▶ _What is being asked_:
Copy each line of the data below exactly, leaving out pictures.

▶ _Data listing_:
########

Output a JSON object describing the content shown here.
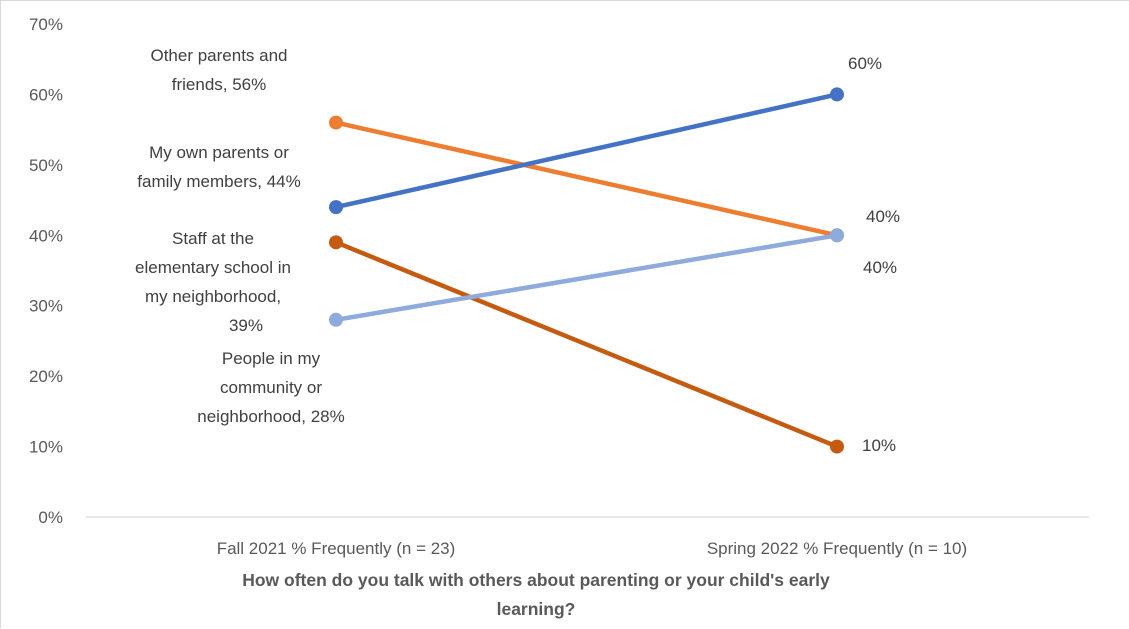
{
  "chart_data": {
    "type": "line",
    "title": "",
    "xlabel": "How often do you talk with others about parenting or your child's early learning?",
    "ylabel": "",
    "categories": [
      "Fall 2021 % Frequently (n = 23)",
      "Spring 2022 % Frequently (n = 10)"
    ],
    "y_ticks": [
      "0%",
      "10%",
      "20%",
      "30%",
      "40%",
      "50%",
      "60%",
      "70%"
    ],
    "ylim": [
      0,
      70
    ],
    "grid": false,
    "legend": "none",
    "series": [
      {
        "name": "Other parents and friends",
        "values": [
          56,
          40
        ],
        "color": "#ed7d31",
        "labels": [
          "Other parents and friends, 56%",
          "40%"
        ]
      },
      {
        "name": "My own parents or family members",
        "values": [
          44,
          60
        ],
        "color": "#4472c4",
        "labels": [
          "My own parents or family members, 44%",
          "60%"
        ]
      },
      {
        "name": "Staff at the elementary school in my neighborhood",
        "values": [
          39,
          10
        ],
        "color": "#c55a11",
        "labels": [
          "Staff at the elementary school in my neighborhood, 39%",
          "10%"
        ]
      },
      {
        "name": "People in my community or neighborhood",
        "values": [
          28,
          40
        ],
        "color": "#8faadc",
        "labels": [
          "People in my community or neighborhood, 28%",
          "40%"
        ]
      }
    ]
  }
}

########

▶ _Written answer_:
Output a JSON object describing the content shown here.
{
  "chart_data": {
    "type": "line",
    "title": "",
    "xlabel": "How often do you talk with others about parenting or your child's early learning?",
    "ylabel": "",
    "categories": [
      "Fall 2021 % Frequently (n = 23)",
      "Spring 2022 % Frequently (n = 10)"
    ],
    "y_ticks": [
      "0%",
      "10%",
      "20%",
      "30%",
      "40%",
      "50%",
      "60%",
      "70%"
    ],
    "ylim": [
      0,
      70
    ],
    "grid": false,
    "legend": "none",
    "series": [
      {
        "name": "Other parents and friends",
        "values": [
          56,
          40
        ],
        "color": "#ed7d31",
        "labels": [
          "Other parents and friends, 56%",
          "40%"
        ]
      },
      {
        "name": "My own parents or family members",
        "values": [
          44,
          60
        ],
        "color": "#4472c4",
        "labels": [
          "My own parents or family members, 44%",
          "60%"
        ]
      },
      {
        "name": "Staff at the elementary school in my neighborhood",
        "values": [
          39,
          10
        ],
        "color": "#c55a11",
        "labels": [
          "Staff at the elementary school in my neighborhood, 39%",
          "10%"
        ]
      },
      {
        "name": "People in my community or neighborhood",
        "values": [
          28,
          40
        ],
        "color": "#8faadc",
        "labels": [
          "People in my community or neighborhood, 28%",
          "40%"
        ]
      }
    ]
  }
}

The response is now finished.